Extrait étudié>
###
Elle s’implante à Cuba et à Porto Rico dès 1511; elle sera au Mexique en 1519, en Colombie en 1538….
Les Espagnols souhaitent faire de toute cette zone un « espace réservé ». C’est en effet par ce chemin, et notamment par le Canal des Bahamas, que transitent l’or et l’argent du Nouveau Monde sur les galions à destination de Séville…
– La légende veut que Juan Ponce de Leon, le premier Gouverneur espagnol de Porto Rico, ait découvert « par hasard » en 1513 la Floride en cherchant la Fontaine de Jouvence , une des innombrables merveilles qu’on attribuait au continent récemment découvert.

La réalité est plus prosaïque: Ponce de Leon, évincé de son poste (fort lucratif) de Gouverneur de Porto Rico par le fils de Christophe Colomb, pistonné par papa, part avec trois bateaux à la recherche de nouvelles opportunités…et « tombe » sur un nouveau coin d’Amérique.
###
Consigne A>
Dans l'extrait, recopiez le passage qui commence par « La réalité est » et s'achève sur « nouveau coin d’Amérique. », en remplaçant « bateaux » par « navires ».
Consigne B>
Indiquez si chacune des affirmations suivantes concorde avec l'extrait, en justifiant par les mots exacts du texte : (i) Juan Ponce de Leon fut le premier gouverneur espagnol de Porto Rico ; (ii) Ponce de Leon partit avec cinq bateaux ; (iii) les galions chargés d'or et d'argent se dirigeaient vers Madrid.
###
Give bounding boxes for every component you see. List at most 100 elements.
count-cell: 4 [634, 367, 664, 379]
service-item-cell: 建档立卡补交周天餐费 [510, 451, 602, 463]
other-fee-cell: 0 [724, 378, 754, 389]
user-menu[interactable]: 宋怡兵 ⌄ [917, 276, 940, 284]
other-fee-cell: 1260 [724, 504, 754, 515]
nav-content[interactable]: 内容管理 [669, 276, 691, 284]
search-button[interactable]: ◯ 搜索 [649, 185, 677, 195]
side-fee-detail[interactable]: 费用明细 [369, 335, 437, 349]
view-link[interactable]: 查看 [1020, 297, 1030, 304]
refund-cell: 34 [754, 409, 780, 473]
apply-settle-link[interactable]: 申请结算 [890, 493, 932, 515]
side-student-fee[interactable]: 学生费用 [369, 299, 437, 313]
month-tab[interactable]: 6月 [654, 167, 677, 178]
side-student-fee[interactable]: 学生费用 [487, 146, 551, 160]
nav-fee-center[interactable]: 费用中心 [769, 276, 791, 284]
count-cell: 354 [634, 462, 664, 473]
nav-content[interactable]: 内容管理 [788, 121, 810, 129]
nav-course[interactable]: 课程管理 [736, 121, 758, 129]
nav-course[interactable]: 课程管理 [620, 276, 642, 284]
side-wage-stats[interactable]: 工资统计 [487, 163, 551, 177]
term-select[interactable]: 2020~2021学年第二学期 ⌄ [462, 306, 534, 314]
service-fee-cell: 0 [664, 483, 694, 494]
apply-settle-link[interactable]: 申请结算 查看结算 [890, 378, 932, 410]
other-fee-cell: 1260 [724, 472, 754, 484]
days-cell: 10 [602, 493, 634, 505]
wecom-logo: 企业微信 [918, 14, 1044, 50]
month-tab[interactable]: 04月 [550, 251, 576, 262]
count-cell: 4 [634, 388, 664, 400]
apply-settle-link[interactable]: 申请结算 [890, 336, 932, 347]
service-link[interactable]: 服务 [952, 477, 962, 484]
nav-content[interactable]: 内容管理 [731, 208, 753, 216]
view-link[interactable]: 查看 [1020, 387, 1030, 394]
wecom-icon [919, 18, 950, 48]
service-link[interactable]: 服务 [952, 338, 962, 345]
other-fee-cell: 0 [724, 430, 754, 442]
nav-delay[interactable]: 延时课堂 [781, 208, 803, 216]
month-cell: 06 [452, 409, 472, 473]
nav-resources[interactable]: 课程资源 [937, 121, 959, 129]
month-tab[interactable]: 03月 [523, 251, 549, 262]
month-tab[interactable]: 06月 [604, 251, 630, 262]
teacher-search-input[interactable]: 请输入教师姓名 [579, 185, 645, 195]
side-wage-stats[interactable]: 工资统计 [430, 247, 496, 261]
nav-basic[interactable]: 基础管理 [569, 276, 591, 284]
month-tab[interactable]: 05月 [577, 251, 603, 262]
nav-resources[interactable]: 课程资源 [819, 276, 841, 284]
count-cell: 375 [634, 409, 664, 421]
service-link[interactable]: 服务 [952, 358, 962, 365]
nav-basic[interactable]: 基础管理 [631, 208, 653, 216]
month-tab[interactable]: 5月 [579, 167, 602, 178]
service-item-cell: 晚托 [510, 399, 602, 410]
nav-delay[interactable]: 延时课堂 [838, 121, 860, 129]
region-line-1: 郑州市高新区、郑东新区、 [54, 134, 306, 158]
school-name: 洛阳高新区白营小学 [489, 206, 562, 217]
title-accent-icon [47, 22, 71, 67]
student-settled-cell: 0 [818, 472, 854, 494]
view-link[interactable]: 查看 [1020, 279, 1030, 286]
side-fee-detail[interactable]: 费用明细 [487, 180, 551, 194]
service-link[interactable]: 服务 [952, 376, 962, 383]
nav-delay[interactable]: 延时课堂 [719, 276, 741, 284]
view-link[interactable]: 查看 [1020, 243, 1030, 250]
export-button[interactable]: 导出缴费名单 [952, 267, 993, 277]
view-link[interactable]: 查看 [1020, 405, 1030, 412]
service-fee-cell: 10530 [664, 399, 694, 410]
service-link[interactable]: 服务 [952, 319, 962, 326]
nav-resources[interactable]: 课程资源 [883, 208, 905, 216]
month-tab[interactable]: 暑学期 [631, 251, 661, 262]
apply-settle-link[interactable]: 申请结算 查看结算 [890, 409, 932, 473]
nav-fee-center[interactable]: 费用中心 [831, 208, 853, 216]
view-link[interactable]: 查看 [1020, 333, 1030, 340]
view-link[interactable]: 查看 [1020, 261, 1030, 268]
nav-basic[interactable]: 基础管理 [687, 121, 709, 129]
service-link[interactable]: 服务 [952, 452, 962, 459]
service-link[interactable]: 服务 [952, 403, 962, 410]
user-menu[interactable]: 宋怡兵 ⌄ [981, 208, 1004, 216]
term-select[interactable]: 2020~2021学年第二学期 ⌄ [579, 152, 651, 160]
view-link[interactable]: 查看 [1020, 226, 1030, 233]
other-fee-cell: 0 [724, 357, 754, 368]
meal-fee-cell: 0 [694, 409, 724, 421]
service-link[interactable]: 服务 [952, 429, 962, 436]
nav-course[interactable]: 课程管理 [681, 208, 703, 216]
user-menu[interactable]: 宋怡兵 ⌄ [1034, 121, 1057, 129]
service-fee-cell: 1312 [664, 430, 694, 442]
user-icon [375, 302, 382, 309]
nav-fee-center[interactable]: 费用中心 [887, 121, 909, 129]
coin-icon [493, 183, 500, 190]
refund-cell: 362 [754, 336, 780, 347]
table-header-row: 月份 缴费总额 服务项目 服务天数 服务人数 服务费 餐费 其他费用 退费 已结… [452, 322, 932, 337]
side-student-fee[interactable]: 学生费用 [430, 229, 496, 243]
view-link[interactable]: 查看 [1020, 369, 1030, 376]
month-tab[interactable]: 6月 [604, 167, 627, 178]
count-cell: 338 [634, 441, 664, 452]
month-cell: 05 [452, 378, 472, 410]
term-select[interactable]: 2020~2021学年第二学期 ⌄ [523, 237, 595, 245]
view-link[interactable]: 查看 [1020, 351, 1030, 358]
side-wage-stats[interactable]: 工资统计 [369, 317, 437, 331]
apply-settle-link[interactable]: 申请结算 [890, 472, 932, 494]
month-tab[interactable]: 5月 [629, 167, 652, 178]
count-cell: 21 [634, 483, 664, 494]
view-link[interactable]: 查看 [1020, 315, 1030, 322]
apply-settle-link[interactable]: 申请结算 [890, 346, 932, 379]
###
Réponse attendue A>
La réalité est plus prosaïque: Ponce de Leon, évincé de son poste (fort lucratif) de Gouverneur de Porto Rico par le fils de Christophe Colomb, pistonné par papa, part avec trois navires à la recherche de nouvelles opportunités…et « tombe » sur un nouveau coin d’Amérique.

Réponse attendue B>
(i) Oui : « le premier Gouverneur espagnol de Porto Rico ».
(ii) Non : « part avec trois bateaux ».
(iii) Non : « sur les galions à destination de Séville ».